Brief =
Report only how many lines of the entries below contain the string "breaching".

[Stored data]

[Start]

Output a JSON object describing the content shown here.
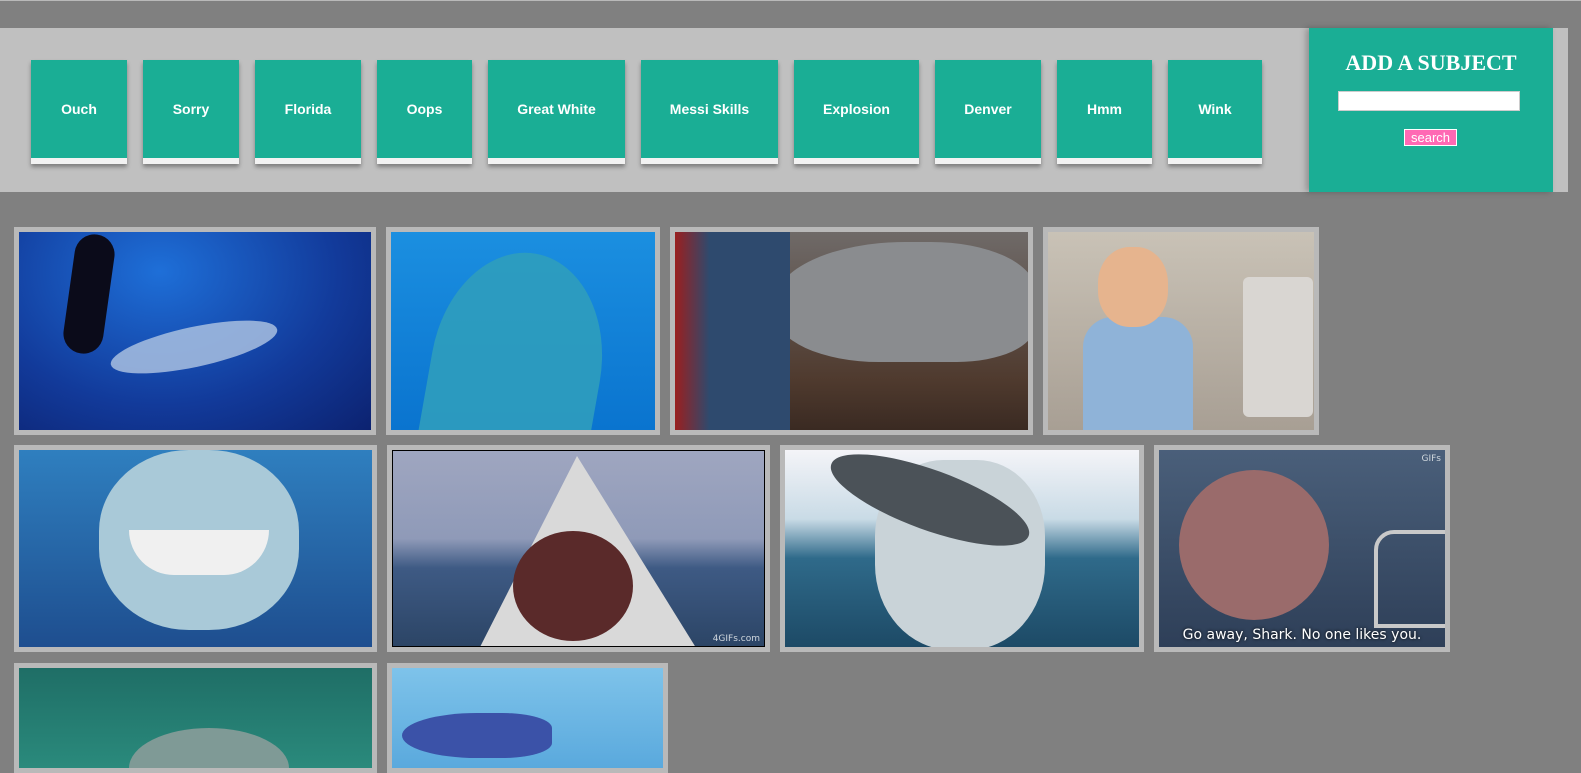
{
  "nav": {
    "buttons": [
      "Ouch",
      "Sorry",
      "Florida",
      "Oops",
      "Great White",
      "Messi Skills",
      "Explosion",
      "Denver",
      "Hmm",
      "Wink"
    ]
  },
  "add_subject": {
    "title": "ADD A SUBJECT",
    "input_value": "",
    "search_label": "search"
  },
  "gifs": [
    {
      "subject": "diver and great white shark underwater"
    },
    {
      "subject": "shark swimming toward camera"
    },
    {
      "subject": "shark puppet on wooden floor"
    },
    {
      "subject": "boy at computer thumbs up"
    },
    {
      "subject": "smiling cartoon shark"
    },
    {
      "subject": "shark breaching with seal",
      "watermark": "4GIFs.com"
    },
    {
      "subject": "shark breaching with fish"
    },
    {
      "subject": "shark at boat",
      "caption": "Go away, Shark. No one likes you.",
      "watermark": "GIFs"
    },
    {
      "subject": "shark in green water"
    },
    {
      "subject": "cartoon shark"
    }
  ],
  "colors": {
    "page_bg": "#808080",
    "header_bg": "#c0c0c0",
    "button_bg": "#1aae95",
    "search_button": "#ff69b4",
    "tile_border": "#b9b9b9"
  }
}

[End]

Solution below =
2